Instructions for the task: Return the exact lines spanning from the line with "Read this page and output its text content." through the last line of the entries, boundaries included, and no others.

====================

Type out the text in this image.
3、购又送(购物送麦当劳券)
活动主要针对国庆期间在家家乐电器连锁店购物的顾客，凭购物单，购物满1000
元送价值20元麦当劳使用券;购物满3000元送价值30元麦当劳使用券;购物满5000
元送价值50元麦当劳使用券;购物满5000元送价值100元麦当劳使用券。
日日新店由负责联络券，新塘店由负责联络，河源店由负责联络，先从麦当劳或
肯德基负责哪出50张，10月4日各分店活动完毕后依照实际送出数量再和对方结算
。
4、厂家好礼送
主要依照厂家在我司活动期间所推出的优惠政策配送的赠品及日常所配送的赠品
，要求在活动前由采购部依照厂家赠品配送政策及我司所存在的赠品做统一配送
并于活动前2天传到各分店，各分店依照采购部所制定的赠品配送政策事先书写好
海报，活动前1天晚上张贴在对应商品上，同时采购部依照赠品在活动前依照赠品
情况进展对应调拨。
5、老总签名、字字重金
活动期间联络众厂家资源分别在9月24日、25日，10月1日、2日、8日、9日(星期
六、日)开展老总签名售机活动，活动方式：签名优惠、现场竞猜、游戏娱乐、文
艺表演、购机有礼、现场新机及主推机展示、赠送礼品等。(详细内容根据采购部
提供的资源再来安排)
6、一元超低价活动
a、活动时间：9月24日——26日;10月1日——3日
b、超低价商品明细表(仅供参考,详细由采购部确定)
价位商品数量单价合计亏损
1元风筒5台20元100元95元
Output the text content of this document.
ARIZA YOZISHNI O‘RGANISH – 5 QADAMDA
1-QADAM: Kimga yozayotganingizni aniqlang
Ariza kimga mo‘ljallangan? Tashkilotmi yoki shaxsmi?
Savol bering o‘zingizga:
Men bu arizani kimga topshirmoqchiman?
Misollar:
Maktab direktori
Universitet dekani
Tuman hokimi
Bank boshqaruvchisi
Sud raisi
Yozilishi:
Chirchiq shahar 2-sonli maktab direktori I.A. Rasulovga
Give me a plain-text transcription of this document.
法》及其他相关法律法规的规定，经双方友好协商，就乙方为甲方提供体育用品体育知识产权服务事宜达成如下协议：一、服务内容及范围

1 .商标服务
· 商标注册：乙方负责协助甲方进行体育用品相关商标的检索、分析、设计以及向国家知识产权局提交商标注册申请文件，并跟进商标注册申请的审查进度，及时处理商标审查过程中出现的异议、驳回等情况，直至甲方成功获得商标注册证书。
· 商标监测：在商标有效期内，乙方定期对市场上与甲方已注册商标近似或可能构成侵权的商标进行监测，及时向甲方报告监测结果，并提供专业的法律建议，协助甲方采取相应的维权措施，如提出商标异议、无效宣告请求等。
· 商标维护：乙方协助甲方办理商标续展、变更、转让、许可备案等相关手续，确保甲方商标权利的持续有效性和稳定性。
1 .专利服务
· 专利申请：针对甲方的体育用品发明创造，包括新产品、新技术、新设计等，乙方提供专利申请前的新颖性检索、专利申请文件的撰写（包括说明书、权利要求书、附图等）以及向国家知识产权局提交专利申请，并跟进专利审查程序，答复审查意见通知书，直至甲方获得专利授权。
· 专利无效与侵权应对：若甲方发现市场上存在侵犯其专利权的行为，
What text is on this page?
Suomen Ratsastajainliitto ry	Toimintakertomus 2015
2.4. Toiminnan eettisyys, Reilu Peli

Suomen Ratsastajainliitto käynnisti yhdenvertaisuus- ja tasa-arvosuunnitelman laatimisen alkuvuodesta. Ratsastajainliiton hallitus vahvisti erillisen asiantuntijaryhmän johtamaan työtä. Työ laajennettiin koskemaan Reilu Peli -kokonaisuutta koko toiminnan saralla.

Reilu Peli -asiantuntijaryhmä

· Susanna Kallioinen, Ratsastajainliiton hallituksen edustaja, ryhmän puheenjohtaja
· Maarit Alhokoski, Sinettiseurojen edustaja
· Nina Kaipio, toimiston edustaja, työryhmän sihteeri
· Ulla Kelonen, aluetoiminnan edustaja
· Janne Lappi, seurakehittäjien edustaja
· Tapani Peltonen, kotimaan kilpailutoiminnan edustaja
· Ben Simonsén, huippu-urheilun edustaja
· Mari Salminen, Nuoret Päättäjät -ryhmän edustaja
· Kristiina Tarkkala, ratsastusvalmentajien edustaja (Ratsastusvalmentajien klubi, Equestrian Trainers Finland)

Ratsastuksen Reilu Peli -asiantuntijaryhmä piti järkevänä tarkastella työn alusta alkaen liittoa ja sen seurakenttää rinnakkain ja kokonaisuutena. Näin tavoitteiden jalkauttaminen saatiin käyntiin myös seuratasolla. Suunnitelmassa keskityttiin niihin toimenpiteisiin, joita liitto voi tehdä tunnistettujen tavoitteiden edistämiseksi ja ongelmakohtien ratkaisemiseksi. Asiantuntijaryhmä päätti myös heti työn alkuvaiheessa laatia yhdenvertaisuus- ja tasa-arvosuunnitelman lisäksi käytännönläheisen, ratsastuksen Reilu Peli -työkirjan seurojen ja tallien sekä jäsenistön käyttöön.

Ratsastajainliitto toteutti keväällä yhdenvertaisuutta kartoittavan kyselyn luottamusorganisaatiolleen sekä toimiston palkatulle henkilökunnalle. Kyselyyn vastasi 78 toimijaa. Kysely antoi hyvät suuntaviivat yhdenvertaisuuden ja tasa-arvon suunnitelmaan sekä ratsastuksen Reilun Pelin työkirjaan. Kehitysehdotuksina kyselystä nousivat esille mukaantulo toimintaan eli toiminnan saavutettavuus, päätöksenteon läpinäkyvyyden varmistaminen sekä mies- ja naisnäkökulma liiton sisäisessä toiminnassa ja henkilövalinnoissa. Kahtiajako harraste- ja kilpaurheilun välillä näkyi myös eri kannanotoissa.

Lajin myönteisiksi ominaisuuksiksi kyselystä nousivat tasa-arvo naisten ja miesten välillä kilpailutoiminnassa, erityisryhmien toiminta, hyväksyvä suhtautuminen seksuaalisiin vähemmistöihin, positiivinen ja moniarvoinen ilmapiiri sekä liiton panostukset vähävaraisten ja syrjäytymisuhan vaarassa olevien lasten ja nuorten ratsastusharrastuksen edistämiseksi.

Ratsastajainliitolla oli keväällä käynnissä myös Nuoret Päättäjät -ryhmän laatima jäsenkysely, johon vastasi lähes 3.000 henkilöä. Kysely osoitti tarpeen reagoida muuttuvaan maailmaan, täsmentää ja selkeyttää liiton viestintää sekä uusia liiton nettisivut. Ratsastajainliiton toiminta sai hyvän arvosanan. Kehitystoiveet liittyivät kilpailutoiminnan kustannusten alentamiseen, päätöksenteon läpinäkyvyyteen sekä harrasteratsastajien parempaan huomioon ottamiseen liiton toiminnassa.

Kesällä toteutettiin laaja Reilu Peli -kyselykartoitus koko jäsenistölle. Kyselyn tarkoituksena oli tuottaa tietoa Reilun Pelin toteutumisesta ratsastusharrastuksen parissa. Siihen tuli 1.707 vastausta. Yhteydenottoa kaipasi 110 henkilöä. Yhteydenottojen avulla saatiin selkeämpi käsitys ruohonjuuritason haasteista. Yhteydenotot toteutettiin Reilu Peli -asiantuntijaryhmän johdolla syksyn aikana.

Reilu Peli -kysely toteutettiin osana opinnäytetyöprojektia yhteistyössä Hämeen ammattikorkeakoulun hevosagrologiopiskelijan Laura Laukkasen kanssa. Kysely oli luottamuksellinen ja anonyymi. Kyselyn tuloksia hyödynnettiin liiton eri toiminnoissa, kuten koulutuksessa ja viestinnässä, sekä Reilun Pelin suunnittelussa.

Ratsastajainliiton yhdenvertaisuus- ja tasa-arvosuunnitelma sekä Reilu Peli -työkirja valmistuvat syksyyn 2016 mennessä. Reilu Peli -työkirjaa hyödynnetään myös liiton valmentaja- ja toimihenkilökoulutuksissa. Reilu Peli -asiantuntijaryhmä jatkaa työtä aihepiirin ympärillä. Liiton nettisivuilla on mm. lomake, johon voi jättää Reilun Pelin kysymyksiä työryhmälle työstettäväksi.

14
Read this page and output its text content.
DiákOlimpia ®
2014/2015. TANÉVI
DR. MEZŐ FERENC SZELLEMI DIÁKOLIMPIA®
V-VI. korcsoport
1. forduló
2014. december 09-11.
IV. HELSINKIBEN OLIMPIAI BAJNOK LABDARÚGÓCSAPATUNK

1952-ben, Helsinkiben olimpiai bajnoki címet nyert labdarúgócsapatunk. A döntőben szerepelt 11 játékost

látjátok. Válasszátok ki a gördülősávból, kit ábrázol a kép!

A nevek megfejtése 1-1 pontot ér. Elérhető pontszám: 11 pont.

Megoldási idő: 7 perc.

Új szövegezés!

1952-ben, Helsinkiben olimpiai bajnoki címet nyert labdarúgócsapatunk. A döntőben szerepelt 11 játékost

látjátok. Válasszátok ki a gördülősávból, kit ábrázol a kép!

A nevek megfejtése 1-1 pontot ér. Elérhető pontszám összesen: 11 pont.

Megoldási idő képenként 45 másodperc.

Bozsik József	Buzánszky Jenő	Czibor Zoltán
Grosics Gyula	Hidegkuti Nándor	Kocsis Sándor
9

====================

Full response:
Read this page and output its text content.
DiákOlimpia ®
2014/2015. TANÉVI
DR. MEZŐ FERENC SZELLEMI DIÁKOLIMPIA®
V-VI. korcsoport
1. forduló
2014. december 09-11.
IV. HELSINKIBEN OLIMPIAI BAJNOK LABDARÚGÓCSAPATUNK

1952-ben, Helsinkiben olimpiai bajnoki címet nyert labdarúgócsapatunk. A döntőben szerepelt 11 játékost

látjátok. Válasszátok ki a gördülősávból, kit ábrázol a kép!

A nevek megfejtése 1-1 pontot ér. Elérhető pontszám: 11 pont.

Megoldási idő: 7 perc.

Új szövegezés!

1952-ben, Helsinkiben olimpiai bajnoki címet nyert labdarúgócsapatunk. A döntőben szerepelt 11 játékost

látjátok. Válasszátok ki a gördülősávból, kit ábrázol a kép!

A nevek megfejtése 1-1 pontot ér. Elérhető pontszám összesen: 11 pont.

Megoldási idő képenként 45 másodperc.

Bozsik József	Buzánszky Jenő	Czibor Zoltán
Grosics Gyula	Hidegkuti Nándor	Kocsis Sándor
9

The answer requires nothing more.